-- Begin Information given --
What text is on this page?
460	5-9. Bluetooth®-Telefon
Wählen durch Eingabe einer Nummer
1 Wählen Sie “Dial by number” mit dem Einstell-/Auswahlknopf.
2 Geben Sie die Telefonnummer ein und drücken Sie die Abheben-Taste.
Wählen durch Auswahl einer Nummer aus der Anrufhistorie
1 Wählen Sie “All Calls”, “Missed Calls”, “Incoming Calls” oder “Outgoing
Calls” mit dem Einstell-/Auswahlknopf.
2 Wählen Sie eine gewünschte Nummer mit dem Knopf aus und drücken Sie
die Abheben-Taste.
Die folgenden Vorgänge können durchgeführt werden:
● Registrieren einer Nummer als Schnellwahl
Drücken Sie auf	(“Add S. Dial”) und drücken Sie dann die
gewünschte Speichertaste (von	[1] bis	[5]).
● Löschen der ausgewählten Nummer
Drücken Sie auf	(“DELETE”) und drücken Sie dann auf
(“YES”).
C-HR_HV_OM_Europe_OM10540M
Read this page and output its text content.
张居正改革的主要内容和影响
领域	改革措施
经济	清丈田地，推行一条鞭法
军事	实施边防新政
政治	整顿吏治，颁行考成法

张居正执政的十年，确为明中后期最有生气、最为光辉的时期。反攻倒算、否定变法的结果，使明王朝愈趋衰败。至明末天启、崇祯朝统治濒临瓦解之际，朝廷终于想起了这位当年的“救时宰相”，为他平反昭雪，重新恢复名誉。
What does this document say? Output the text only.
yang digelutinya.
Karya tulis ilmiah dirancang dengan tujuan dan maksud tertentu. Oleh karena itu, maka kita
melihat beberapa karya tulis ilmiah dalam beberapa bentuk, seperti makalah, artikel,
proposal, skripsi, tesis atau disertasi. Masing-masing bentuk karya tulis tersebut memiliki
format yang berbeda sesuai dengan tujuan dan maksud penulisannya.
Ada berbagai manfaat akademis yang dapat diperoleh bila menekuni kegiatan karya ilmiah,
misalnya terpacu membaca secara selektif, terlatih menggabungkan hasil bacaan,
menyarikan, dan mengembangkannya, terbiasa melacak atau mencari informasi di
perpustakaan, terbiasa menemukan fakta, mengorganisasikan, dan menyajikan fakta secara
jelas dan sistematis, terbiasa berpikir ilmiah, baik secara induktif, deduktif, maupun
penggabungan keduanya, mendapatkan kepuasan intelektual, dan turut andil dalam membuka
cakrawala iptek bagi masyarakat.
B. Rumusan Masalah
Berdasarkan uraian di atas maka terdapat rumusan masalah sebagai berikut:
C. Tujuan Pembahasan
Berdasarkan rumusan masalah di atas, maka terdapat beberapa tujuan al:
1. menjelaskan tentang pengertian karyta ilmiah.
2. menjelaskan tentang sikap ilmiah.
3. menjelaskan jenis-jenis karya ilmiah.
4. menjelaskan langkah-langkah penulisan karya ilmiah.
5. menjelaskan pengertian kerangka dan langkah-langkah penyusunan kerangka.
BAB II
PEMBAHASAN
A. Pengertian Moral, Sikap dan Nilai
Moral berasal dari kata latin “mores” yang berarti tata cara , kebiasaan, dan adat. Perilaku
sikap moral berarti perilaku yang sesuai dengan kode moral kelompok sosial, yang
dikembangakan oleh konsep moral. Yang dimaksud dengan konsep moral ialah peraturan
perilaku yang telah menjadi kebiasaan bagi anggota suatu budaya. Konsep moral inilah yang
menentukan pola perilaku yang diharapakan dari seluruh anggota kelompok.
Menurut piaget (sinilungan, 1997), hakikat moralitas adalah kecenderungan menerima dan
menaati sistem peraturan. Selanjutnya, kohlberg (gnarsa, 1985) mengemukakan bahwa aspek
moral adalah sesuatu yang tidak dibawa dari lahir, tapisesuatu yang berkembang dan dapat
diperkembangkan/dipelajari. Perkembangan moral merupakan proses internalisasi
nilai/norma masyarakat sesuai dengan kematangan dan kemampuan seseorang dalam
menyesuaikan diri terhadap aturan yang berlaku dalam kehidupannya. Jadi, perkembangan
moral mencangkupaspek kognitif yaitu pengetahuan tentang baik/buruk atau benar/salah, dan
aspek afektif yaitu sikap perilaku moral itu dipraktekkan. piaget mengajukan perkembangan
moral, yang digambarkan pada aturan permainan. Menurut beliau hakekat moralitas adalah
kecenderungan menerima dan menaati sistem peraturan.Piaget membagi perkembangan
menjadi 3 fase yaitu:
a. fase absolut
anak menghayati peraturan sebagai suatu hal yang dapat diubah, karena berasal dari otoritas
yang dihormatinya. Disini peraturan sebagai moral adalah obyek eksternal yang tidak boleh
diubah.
-- End Information given --
Please quote the records above exactly, without skipping a line.

Solution below:
What text is on this page?
460	5-9. Bluetooth®-Telefon
Wählen durch Eingabe einer Nummer
1 Wählen Sie “Dial by number” mit dem Einstell-/Auswahlknopf.
2 Geben Sie die Telefonnummer ein und drücken Sie die Abheben-Taste.
Wählen durch Auswahl einer Nummer aus der Anrufhistorie
1 Wählen Sie “All Calls”, “Missed Calls”, “Incoming Calls” oder “Outgoing
Calls” mit dem Einstell-/Auswahlknopf.
2 Wählen Sie eine gewünschte Nummer mit dem Knopf aus und drücken Sie
die Abheben-Taste.
Die folgenden Vorgänge können durchgeführt werden:
● Registrieren einer Nummer als Schnellwahl
Drücken Sie auf	(“Add S. Dial”) und drücken Sie dann die
gewünschte Speichertaste (von	[1] bis	[5]).
● Löschen der ausgewählten Nummer
Drücken Sie auf	(“DELETE”) und drücken Sie dann auf
(“YES”).
C-HR_HV_OM_Europe_OM10540M
Read this page and output its text content.
张居正改革的主要内容和影响
领域	改革措施
经济	清丈田地，推行一条鞭法
军事	实施边防新政
政治	整顿吏治，颁行考成法

张居正执政的十年，确为明中后期最有生气、最为光辉的时期。反攻倒算、否定变法的结果，使明王朝愈趋衰败。至明末天启、崇祯朝统治濒临瓦解之际，朝廷终于想起了这位当年的“救时宰相”，为他平反昭雪，重新恢复名誉。
What does this document say? Output the text only.
yang digelutinya.
Karya tulis ilmiah dirancang dengan tujuan dan maksud tertentu. Oleh karena itu, maka kita
melihat beberapa karya tulis ilmiah dalam beberapa bentuk, seperti makalah, artikel,
proposal, skripsi, tesis atau disertasi. Masing-masing bentuk karya tulis tersebut memiliki
format yang berbeda sesuai dengan tujuan dan maksud penulisannya.
Ada berbagai manfaat akademis yang dapat diperoleh bila menekuni kegiatan karya ilmiah,
misalnya terpacu membaca secara selektif, terlatih menggabungkan hasil bacaan,
menyarikan, dan mengembangkannya, terbiasa melacak atau mencari informasi di
perpustakaan, terbiasa menemukan fakta, mengorganisasikan, dan menyajikan fakta secara
jelas dan sistematis, terbiasa berpikir ilmiah, baik secara induktif, deduktif, maupun
penggabungan keduanya, mendapatkan kepuasan intelektual, dan turut andil dalam membuka
cakrawala iptek bagi masyarakat.
B. Rumusan Masalah
Berdasarkan uraian di atas maka terdapat rumusan masalah sebagai berikut:
C. Tujuan Pembahasan
Berdasarkan rumusan masalah di atas, maka terdapat beberapa tujuan al:
1. menjelaskan tentang pengertian karyta ilmiah.
2. menjelaskan tentang sikap ilmiah.
3. menjelaskan jenis-jenis karya ilmiah.
4. menjelaskan langkah-langkah penulisan karya ilmiah.
5. menjelaskan pengertian kerangka dan langkah-langkah penyusunan kerangka.
BAB II
PEMBAHASAN
A. Pengertian Moral, Sikap dan Nilai
Moral berasal dari kata latin “mores” yang berarti tata cara , kebiasaan, dan adat. Perilaku
sikap moral berarti perilaku yang sesuai dengan kode moral kelompok sosial, yang
dikembangakan oleh konsep moral. Yang dimaksud dengan konsep moral ialah peraturan
perilaku yang telah menjadi kebiasaan bagi anggota suatu budaya. Konsep moral inilah yang
menentukan pola perilaku yang diharapakan dari seluruh anggota kelompok.
Menurut piaget (sinilungan, 1997), hakikat moralitas adalah kecenderungan menerima dan
menaati sistem peraturan. Selanjutnya, kohlberg (gnarsa, 1985) mengemukakan bahwa aspek
moral adalah sesuatu yang tidak dibawa dari lahir, tapisesuatu yang berkembang dan dapat
diperkembangkan/dipelajari. Perkembangan moral merupakan proses internalisasi
nilai/norma masyarakat sesuai dengan kematangan dan kemampuan seseorang dalam
menyesuaikan diri terhadap aturan yang berlaku dalam kehidupannya. Jadi, perkembangan
moral mencangkupaspek kognitif yaitu pengetahuan tentang baik/buruk atau benar/salah, dan
aspek afektif yaitu sikap perilaku moral itu dipraktekkan. piaget mengajukan perkembangan
moral, yang digambarkan pada aturan permainan. Menurut beliau hakekat moralitas adalah
kecenderungan menerima dan menaati sistem peraturan.Piaget membagi perkembangan
menjadi 3 fase yaitu:
a. fase absolut
anak menghayati peraturan sebagai suatu hal yang dapat diubah, karena berasal dari otoritas
yang dihormatinya. Disini peraturan sebagai moral adalah obyek eksternal yang tidak boleh
diubah.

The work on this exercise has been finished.